Collected data entries
....................

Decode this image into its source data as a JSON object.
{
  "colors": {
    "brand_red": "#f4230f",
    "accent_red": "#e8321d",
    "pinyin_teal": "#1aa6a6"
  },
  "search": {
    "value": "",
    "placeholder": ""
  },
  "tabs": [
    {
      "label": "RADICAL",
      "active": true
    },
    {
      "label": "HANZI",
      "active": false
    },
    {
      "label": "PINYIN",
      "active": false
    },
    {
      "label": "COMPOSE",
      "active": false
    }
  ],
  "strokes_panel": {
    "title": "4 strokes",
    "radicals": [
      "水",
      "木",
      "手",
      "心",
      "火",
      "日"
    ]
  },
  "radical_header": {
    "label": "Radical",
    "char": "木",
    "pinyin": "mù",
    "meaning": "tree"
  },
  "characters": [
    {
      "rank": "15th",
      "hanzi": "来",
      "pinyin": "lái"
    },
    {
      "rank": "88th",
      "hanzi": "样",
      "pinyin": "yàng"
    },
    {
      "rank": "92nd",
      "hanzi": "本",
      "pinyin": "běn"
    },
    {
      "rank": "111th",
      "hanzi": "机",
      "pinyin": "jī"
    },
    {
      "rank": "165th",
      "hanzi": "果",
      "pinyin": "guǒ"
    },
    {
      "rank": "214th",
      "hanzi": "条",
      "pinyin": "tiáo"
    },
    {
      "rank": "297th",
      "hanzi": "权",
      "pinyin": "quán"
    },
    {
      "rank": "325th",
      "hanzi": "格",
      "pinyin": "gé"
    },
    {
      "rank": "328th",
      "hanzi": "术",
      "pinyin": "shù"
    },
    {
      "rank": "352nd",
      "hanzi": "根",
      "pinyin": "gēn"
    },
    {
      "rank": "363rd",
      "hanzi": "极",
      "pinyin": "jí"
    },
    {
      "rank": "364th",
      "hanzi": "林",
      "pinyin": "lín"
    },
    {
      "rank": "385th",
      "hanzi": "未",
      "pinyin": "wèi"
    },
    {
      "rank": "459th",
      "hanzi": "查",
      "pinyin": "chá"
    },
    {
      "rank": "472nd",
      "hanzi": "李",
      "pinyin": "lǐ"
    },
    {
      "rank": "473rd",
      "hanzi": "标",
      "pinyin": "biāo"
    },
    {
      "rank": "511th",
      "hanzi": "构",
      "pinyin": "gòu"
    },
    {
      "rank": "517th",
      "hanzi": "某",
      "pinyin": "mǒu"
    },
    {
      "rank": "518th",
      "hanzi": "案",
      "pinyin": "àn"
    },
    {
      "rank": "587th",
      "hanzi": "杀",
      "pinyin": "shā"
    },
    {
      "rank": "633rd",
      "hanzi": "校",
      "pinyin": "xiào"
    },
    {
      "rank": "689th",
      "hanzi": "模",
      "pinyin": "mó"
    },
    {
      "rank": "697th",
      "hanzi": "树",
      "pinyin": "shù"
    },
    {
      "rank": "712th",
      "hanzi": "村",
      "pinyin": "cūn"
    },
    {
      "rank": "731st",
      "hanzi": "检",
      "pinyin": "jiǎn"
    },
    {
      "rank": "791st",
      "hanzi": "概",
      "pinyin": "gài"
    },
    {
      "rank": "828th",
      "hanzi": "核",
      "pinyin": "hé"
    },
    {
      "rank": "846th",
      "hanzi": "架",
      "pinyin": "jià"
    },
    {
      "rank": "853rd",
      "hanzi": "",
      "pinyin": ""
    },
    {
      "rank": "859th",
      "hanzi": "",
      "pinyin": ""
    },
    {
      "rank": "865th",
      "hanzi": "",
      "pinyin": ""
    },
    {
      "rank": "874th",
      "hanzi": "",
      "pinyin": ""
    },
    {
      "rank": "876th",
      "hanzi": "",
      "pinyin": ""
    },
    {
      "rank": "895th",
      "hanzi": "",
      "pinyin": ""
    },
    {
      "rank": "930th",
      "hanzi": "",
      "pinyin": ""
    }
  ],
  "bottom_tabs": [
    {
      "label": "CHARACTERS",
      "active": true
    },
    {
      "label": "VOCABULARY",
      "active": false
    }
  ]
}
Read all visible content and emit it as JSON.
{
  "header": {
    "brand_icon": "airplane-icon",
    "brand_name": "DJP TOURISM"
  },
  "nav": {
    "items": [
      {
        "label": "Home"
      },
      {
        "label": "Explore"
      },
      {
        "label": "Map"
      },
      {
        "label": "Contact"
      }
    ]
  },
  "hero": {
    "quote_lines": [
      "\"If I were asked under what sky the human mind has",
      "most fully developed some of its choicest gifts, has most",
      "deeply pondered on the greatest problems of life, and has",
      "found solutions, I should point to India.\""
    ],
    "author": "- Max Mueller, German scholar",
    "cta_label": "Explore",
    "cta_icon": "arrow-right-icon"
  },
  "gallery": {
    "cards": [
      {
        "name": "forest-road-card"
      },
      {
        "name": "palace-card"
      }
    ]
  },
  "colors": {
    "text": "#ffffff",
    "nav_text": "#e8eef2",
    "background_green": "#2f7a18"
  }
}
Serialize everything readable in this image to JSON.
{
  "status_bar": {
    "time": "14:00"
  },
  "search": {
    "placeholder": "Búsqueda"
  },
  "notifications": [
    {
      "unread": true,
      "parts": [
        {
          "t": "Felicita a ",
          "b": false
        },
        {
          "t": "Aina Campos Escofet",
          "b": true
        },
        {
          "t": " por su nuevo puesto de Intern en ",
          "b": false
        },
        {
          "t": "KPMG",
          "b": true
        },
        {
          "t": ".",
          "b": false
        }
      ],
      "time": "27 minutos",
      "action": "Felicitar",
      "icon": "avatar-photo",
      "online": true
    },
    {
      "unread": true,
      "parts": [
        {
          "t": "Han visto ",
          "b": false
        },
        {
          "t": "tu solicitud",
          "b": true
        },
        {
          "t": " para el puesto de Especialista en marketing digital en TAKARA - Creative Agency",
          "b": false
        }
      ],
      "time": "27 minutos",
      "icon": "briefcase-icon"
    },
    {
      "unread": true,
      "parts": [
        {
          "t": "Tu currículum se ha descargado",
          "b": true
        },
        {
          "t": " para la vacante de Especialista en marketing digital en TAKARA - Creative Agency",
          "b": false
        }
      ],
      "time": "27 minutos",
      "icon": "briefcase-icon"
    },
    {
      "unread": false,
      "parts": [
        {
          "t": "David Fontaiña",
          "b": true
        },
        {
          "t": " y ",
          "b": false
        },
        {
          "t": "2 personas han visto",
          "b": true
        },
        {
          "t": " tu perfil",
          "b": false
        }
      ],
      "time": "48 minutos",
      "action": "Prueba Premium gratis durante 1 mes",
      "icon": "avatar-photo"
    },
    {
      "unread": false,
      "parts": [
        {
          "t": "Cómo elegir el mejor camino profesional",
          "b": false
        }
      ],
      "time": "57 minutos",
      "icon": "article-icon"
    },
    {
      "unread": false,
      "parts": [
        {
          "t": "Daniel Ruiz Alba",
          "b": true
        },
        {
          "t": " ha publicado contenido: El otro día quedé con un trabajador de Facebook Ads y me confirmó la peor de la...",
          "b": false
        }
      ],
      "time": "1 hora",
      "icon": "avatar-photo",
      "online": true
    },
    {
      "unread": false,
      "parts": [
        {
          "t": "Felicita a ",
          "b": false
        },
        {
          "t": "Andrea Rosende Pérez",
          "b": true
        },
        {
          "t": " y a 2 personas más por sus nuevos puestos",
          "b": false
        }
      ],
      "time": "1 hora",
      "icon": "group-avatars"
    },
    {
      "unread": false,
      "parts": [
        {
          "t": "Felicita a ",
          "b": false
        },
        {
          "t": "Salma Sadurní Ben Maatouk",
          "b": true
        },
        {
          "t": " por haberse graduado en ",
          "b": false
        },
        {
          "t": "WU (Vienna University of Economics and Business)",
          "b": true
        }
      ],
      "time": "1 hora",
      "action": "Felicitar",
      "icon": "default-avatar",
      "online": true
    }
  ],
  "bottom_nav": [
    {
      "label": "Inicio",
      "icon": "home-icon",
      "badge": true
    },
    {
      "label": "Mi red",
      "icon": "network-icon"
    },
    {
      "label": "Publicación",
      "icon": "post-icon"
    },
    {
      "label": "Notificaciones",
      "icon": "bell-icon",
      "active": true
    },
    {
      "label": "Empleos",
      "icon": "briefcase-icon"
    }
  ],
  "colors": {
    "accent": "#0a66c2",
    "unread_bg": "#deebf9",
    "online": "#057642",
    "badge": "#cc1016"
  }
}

....................

Identify and list each line with the word "Creative".

• Written answer:
          "t": " para el puesto de Especialista en marketing digital en TAKARA - Creative Agency",
          "t": " para la vacante de Especialista en marketing digital en TAKARA - Creative Agency",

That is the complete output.